■ PROMPT:
All of the material below is to be restated word for word, apart from the pictures.

----

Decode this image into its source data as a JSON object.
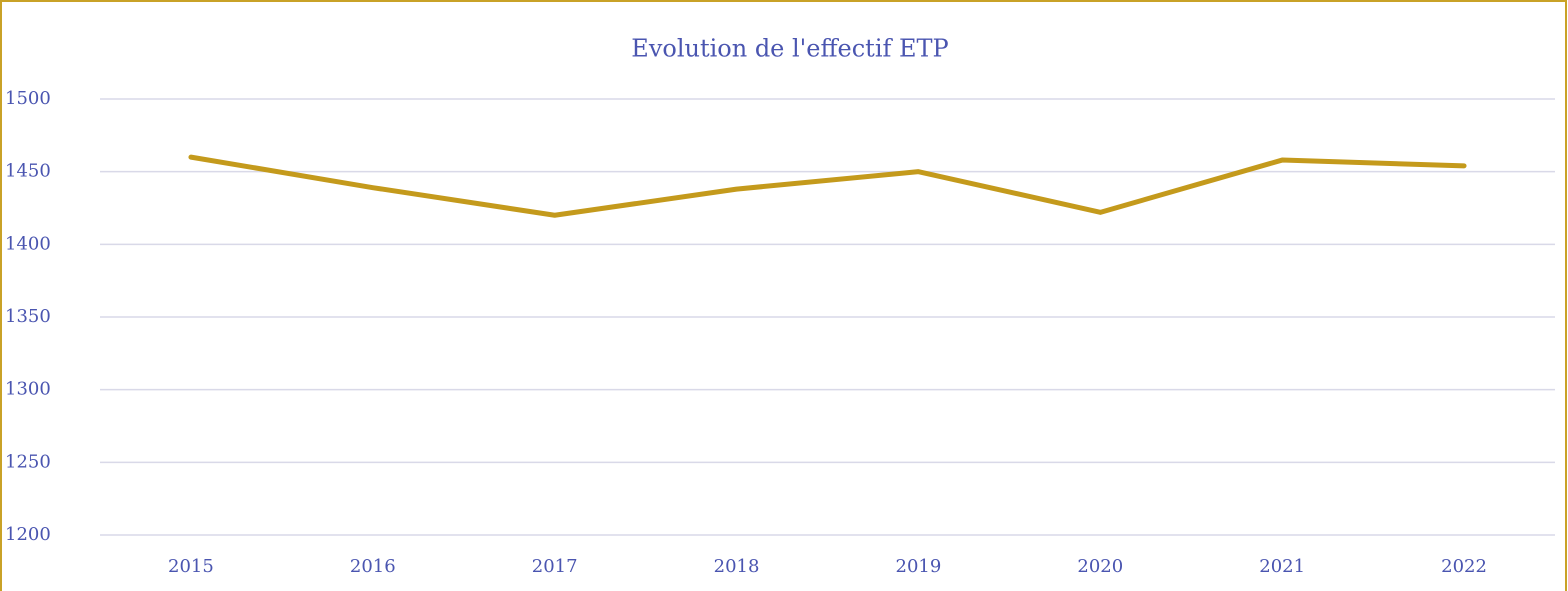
{
  "chart_data": {
    "type": "line",
    "title": "Evolution de l'effectif ETP",
    "categories": [
      "2015",
      "2016",
      "2017",
      "2018",
      "2019",
      "2020",
      "2021",
      "2022"
    ],
    "series": [
      {
        "name": "Effectif ETP",
        "color": "#c49a1c",
        "values": [
          1460,
          1439,
          1420,
          1438,
          1450,
          1422,
          1458,
          1454
        ]
      }
    ],
    "ylim": [
      1200,
      1500
    ],
    "yticks": [
      1200,
      1250,
      1300,
      1350,
      1400,
      1450,
      1500
    ],
    "grid": true
  }
}
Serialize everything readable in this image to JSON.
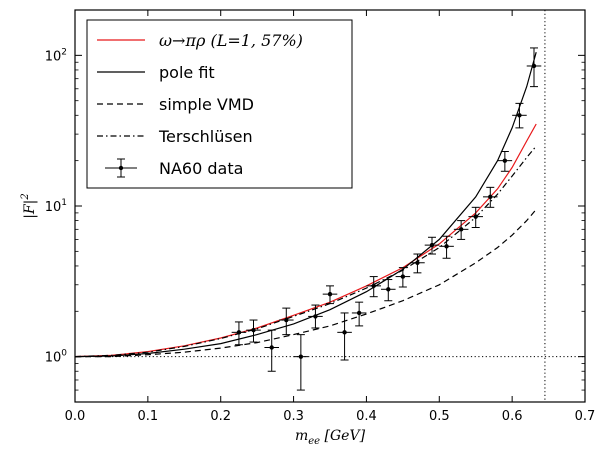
{
  "chart_data": {
    "type": "line",
    "xlabel": "m_ee [GeV]",
    "ylabel": "|F|^2",
    "xlim": [
      0.0,
      0.7
    ],
    "ylim": [
      0.5,
      200
    ],
    "yscale": "log",
    "x_ticks": [
      0.0,
      0.1,
      0.2,
      0.3,
      0.4,
      0.5,
      0.6,
      0.7
    ],
    "x_tick_labels": [
      "0.0",
      "0.1",
      "0.2",
      "0.3",
      "0.4",
      "0.5",
      "0.6",
      "0.7"
    ],
    "y_ticks": [
      1,
      10,
      100
    ],
    "y_tick_labels": [
      "10^0",
      "10^1",
      "10^2"
    ],
    "grid": false,
    "legend_position": "top-left",
    "series": [
      {
        "name": "ω→πρ (L=1, 57%)",
        "style": "solid",
        "color": "#e8191b",
        "x": [
          0.0,
          0.05,
          0.1,
          0.15,
          0.2,
          0.25,
          0.3,
          0.35,
          0.4,
          0.45,
          0.5,
          0.55,
          0.58,
          0.6,
          0.62,
          0.633
        ],
        "y": [
          1.0,
          1.02,
          1.08,
          1.18,
          1.33,
          1.55,
          1.88,
          2.3,
          2.95,
          3.9,
          5.6,
          9.0,
          13.0,
          18.0,
          27.0,
          35.0
        ]
      },
      {
        "name": "pole fit",
        "style": "solid",
        "color": "#000000",
        "x": [
          0.0,
          0.05,
          0.1,
          0.15,
          0.2,
          0.25,
          0.3,
          0.35,
          0.4,
          0.45,
          0.5,
          0.55,
          0.58,
          0.6,
          0.62,
          0.633
        ],
        "y": [
          1.0,
          1.01,
          1.05,
          1.12,
          1.22,
          1.4,
          1.65,
          2.05,
          2.7,
          3.8,
          6.0,
          11.5,
          20.0,
          33.0,
          62.0,
          105.0
        ]
      },
      {
        "name": "simple VMD",
        "style": "dashed",
        "color": "#000000",
        "x": [
          0.0,
          0.05,
          0.1,
          0.15,
          0.2,
          0.25,
          0.3,
          0.35,
          0.4,
          0.45,
          0.5,
          0.55,
          0.58,
          0.6,
          0.62,
          0.633
        ],
        "y": [
          1.0,
          1.0,
          1.03,
          1.07,
          1.14,
          1.24,
          1.4,
          1.6,
          1.92,
          2.35,
          3.0,
          4.2,
          5.3,
          6.4,
          8.0,
          9.5
        ]
      },
      {
        "name": "Terschlüsen",
        "style": "dashdot",
        "color": "#000000",
        "x": [
          0.0,
          0.05,
          0.1,
          0.15,
          0.2,
          0.25,
          0.3,
          0.35,
          0.4,
          0.45,
          0.5,
          0.55,
          0.58,
          0.6,
          0.62,
          0.633
        ],
        "y": [
          1.0,
          1.02,
          1.07,
          1.17,
          1.32,
          1.53,
          1.85,
          2.25,
          2.85,
          3.75,
          5.3,
          8.4,
          12.0,
          15.8,
          21.0,
          25.0
        ]
      }
    ],
    "data_series": {
      "name": "NA60 data",
      "points": [
        {
          "x": 0.225,
          "y": 1.45,
          "xerr": 0.01,
          "ylo": 1.2,
          "yhi": 1.7
        },
        {
          "x": 0.245,
          "y": 1.5,
          "xerr": 0.01,
          "ylo": 1.25,
          "yhi": 1.75
        },
        {
          "x": 0.27,
          "y": 1.15,
          "xerr": 0.01,
          "ylo": 0.8,
          "yhi": 1.5
        },
        {
          "x": 0.29,
          "y": 1.75,
          "xerr": 0.01,
          "ylo": 1.4,
          "yhi": 2.1
        },
        {
          "x": 0.31,
          "y": 1.0,
          "xerr": 0.01,
          "ylo": 0.6,
          "yhi": 1.4
        },
        {
          "x": 0.33,
          "y": 1.85,
          "xerr": 0.01,
          "ylo": 1.55,
          "yhi": 2.2
        },
        {
          "x": 0.35,
          "y": 2.6,
          "xerr": 0.01,
          "ylo": 2.25,
          "yhi": 2.95
        },
        {
          "x": 0.37,
          "y": 1.45,
          "xerr": 0.01,
          "ylo": 0.95,
          "yhi": 1.95
        },
        {
          "x": 0.39,
          "y": 1.95,
          "xerr": 0.01,
          "ylo": 1.6,
          "yhi": 2.3
        },
        {
          "x": 0.41,
          "y": 2.95,
          "xerr": 0.01,
          "ylo": 2.5,
          "yhi": 3.4
        },
        {
          "x": 0.43,
          "y": 2.8,
          "xerr": 0.01,
          "ylo": 2.35,
          "yhi": 3.25
        },
        {
          "x": 0.45,
          "y": 3.4,
          "xerr": 0.01,
          "ylo": 2.9,
          "yhi": 3.9
        },
        {
          "x": 0.47,
          "y": 4.2,
          "xerr": 0.01,
          "ylo": 3.6,
          "yhi": 4.8
        },
        {
          "x": 0.49,
          "y": 5.5,
          "xerr": 0.01,
          "ylo": 4.8,
          "yhi": 6.2
        },
        {
          "x": 0.51,
          "y": 5.4,
          "xerr": 0.01,
          "ylo": 4.5,
          "yhi": 6.3
        },
        {
          "x": 0.53,
          "y": 7.0,
          "xerr": 0.01,
          "ylo": 6.0,
          "yhi": 8.0
        },
        {
          "x": 0.55,
          "y": 8.5,
          "xerr": 0.01,
          "ylo": 7.2,
          "yhi": 9.8
        },
        {
          "x": 0.57,
          "y": 11.5,
          "xerr": 0.01,
          "ylo": 9.8,
          "yhi": 13.3
        },
        {
          "x": 0.59,
          "y": 20.0,
          "xerr": 0.01,
          "ylo": 17.0,
          "yhi": 23.0
        },
        {
          "x": 0.61,
          "y": 40.0,
          "xerr": 0.01,
          "ylo": 33.0,
          "yhi": 48.0
        },
        {
          "x": 0.63,
          "y": 85.0,
          "xerr": 0.01,
          "ylo": 62.0,
          "yhi": 112.0
        }
      ]
    },
    "reference_lines": {
      "horizontal_y": 1.0,
      "vertical_x": 0.645
    }
  },
  "legend": {
    "entries": [
      {
        "label": "ω→πρ (L=1, 57%)",
        "style": "solid",
        "color": "#e8191b"
      },
      {
        "label": "pole fit",
        "style": "solid",
        "color": "#000000"
      },
      {
        "label": "simple VMD",
        "style": "dashed",
        "color": "#000000"
      },
      {
        "label": "Terschlüsen",
        "style": "dashdot",
        "color": "#000000"
      },
      {
        "label": "NA60 data",
        "style": "errorbar",
        "color": "#000000"
      }
    ]
  }
}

----

■ FULL ANSWER:
Decode this image into its source data as a JSON object.
{
  "chart_data": {
    "type": "line",
    "title": "Evolution de l'effectif ETP",
    "categories": [
      "2015",
      "2016",
      "2017",
      "2018",
      "2019",
      "2020",
      "2021",
      "2022"
    ],
    "series": [
      {
        "name": "Effectif ETP",
        "color": "#c49a1c",
        "values": [
          1460,
          1439,
          1420,
          1438,
          1450,
          1422,
          1458,
          1454
        ]
      }
    ],
    "ylim": [
      1200,
      1500
    ],
    "yticks": [
      1200,
      1250,
      1300,
      1350,
      1400,
      1450,
      1500
    ],
    "grid": true
  }
}
Serialize everything readable in this image to JSON.
{
  "chart_data": {
    "type": "line",
    "xlabel": "m_ee [GeV]",
    "ylabel": "|F|^2",
    "xlim": [
      0.0,
      0.7
    ],
    "ylim": [
      0.5,
      200
    ],
    "yscale": "log",
    "x_ticks": [
      0.0,
      0.1,
      0.2,
      0.3,
      0.4,
      0.5,
      0.6,
      0.7
    ],
    "x_tick_labels": [
      "0.0",
      "0.1",
      "0.2",
      "0.3",
      "0.4",
      "0.5",
      "0.6",
      "0.7"
    ],
    "y_ticks": [
      1,
      10,
      100
    ],
    "y_tick_labels": [
      "10^0",
      "10^1",
      "10^2"
    ],
    "grid": false,
    "legend_position": "top-left",
    "series": [
      {
        "name": "ω→πρ (L=1, 57%)",
        "style": "solid",
        "color": "#e8191b",
        "x": [
          0.0,
          0.05,
          0.1,
          0.15,
          0.2,
          0.25,
          0.3,
          0.35,
          0.4,
          0.45,
          0.5,
          0.55,
          0.58,
          0.6,
          0.62,
          0.633
        ],
        "y": [
          1.0,
          1.02,
          1.08,
          1.18,
          1.33,
          1.55,
          1.88,
          2.3,
          2.95,
          3.9,
          5.6,
          9.0,
          13.0,
          18.0,
          27.0,
          35.0
        ]
      },
      {
        "name": "pole fit",
        "style": "solid",
        "color": "#000000",
        "x": [
          0.0,
          0.05,
          0.1,
          0.15,
          0.2,
          0.25,
          0.3,
          0.35,
          0.4,
          0.45,
          0.5,
          0.55,
          0.58,
          0.6,
          0.62,
          0.633
        ],
        "y": [
          1.0,
          1.01,
          1.05,
          1.12,
          1.22,
          1.4,
          1.65,
          2.05,
          2.7,
          3.8,
          6.0,
          11.5,
          20.0,
          33.0,
          62.0,
          105.0
        ]
      },
      {
        "name": "simple VMD",
        "style": "dashed",
        "color": "#000000",
        "x": [
          0.0,
          0.05,
          0.1,
          0.15,
          0.2,
          0.25,
          0.3,
          0.35,
          0.4,
          0.45,
          0.5,
          0.55,
          0.58,
          0.6,
          0.62,
          0.633
        ],
        "y": [
          1.0,
          1.0,
          1.03,
          1.07,
          1.14,
          1.24,
          1.4,
          1.6,
          1.92,
          2.35,
          3.0,
          4.2,
          5.3,
          6.4,
          8.0,
          9.5
        ]
      },
      {
        "name": "Terschlüsen",
        "style": "dashdot",
        "color": "#000000",
        "x": [
          0.0,
          0.05,
          0.1,
          0.15,
          0.2,
          0.25,
          0.3,
          0.35,
          0.4,
          0.45,
          0.5,
          0.55,
          0.58,
          0.6,
          0.62,
          0.633
        ],
        "y": [
          1.0,
          1.02,
          1.07,
          1.17,
          1.32,
          1.53,
          1.85,
          2.25,
          2.85,
          3.75,
          5.3,
          8.4,
          12.0,
          15.8,
          21.0,
          25.0
        ]
      }
    ],
    "data_series": {
      "name": "NA60 data",
      "points": [
        {
          "x": 0.225,
          "y": 1.45,
          "xerr": 0.01,
          "ylo": 1.2,
          "yhi": 1.7
        },
        {
          "x": 0.245,
          "y": 1.5,
          "xerr": 0.01,
          "ylo": 1.25,
          "yhi": 1.75
        },
        {
          "x": 0.27,
          "y": 1.15,
          "xerr": 0.01,
          "ylo": 0.8,
          "yhi": 1.5
        },
        {
          "x": 0.29,
          "y": 1.75,
          "xerr": 0.01,
          "ylo": 1.4,
          "yhi": 2.1
        },
        {
          "x": 0.31,
          "y": 1.0,
          "xerr": 0.01,
          "ylo": 0.6,
          "yhi": 1.4
        },
        {
          "x": 0.33,
          "y": 1.85,
          "xerr": 0.01,
          "ylo": 1.55,
          "yhi": 2.2
        },
        {
          "x": 0.35,
          "y": 2.6,
          "xerr": 0.01,
          "ylo": 2.25,
          "yhi": 2.95
        },
        {
          "x": 0.37,
          "y": 1.45,
          "xerr": 0.01,
          "ylo": 0.95,
          "yhi": 1.95
        },
        {
          "x": 0.39,
          "y": 1.95,
          "xerr": 0.01,
          "ylo": 1.6,
          "yhi": 2.3
        },
        {
          "x": 0.41,
          "y": 2.95,
          "xerr": 0.01,
          "ylo": 2.5,
          "yhi": 3.4
        },
        {
          "x": 0.43,
          "y": 2.8,
          "xerr": 0.01,
          "ylo": 2.35,
          "yhi": 3.25
        },
        {
          "x": 0.45,
          "y": 3.4,
          "xerr": 0.01,
          "ylo": 2.9,
          "yhi": 3.9
        },
        {
          "x": 0.47,
          "y": 4.2,
          "xerr": 0.01,
          "ylo": 3.6,
          "yhi": 4.8
        },
        {
          "x": 0.49,
          "y": 5.5,
          "xerr": 0.01,
          "ylo": 4.8,
          "yhi": 6.2
        },
        {
          "x": 0.51,
          "y": 5.4,
          "xerr": 0.01,
          "ylo": 4.5,
          "yhi": 6.3
        },
        {
          "x": 0.53,
          "y": 7.0,
          "xerr": 0.01,
          "ylo": 6.0,
          "yhi": 8.0
        },
        {
          "x": 0.55,
          "y": 8.5,
          "xerr": 0.01,
          "ylo": 7.2,
          "yhi": 9.8
        },
        {
          "x": 0.57,
          "y": 11.5,
          "xerr": 0.01,
          "ylo": 9.8,
          "yhi": 13.3
        },
        {
          "x": 0.59,
          "y": 20.0,
          "xerr": 0.01,
          "ylo": 17.0,
          "yhi": 23.0
        },
        {
          "x": 0.61,
          "y": 40.0,
          "xerr": 0.01,
          "ylo": 33.0,
          "yhi": 48.0
        },
        {
          "x": 0.63,
          "y": 85.0,
          "xerr": 0.01,
          "ylo": 62.0,
          "yhi": 112.0
        }
      ]
    },
    "reference_lines": {
      "horizontal_y": 1.0,
      "vertical_x": 0.645
    }
  },
  "legend": {
    "entries": [
      {
        "label": "ω→πρ (L=1, 57%)",
        "style": "solid",
        "color": "#e8191b"
      },
      {
        "label": "pole fit",
        "style": "solid",
        "color": "#000000"
      },
      {
        "label": "simple VMD",
        "style": "dashed",
        "color": "#000000"
      },
      {
        "label": "Terschlüsen",
        "style": "dashdot",
        "color": "#000000"
      },
      {
        "label": "NA60 data",
        "style": "errorbar",
        "color": "#000000"
      }
    ]
  }
}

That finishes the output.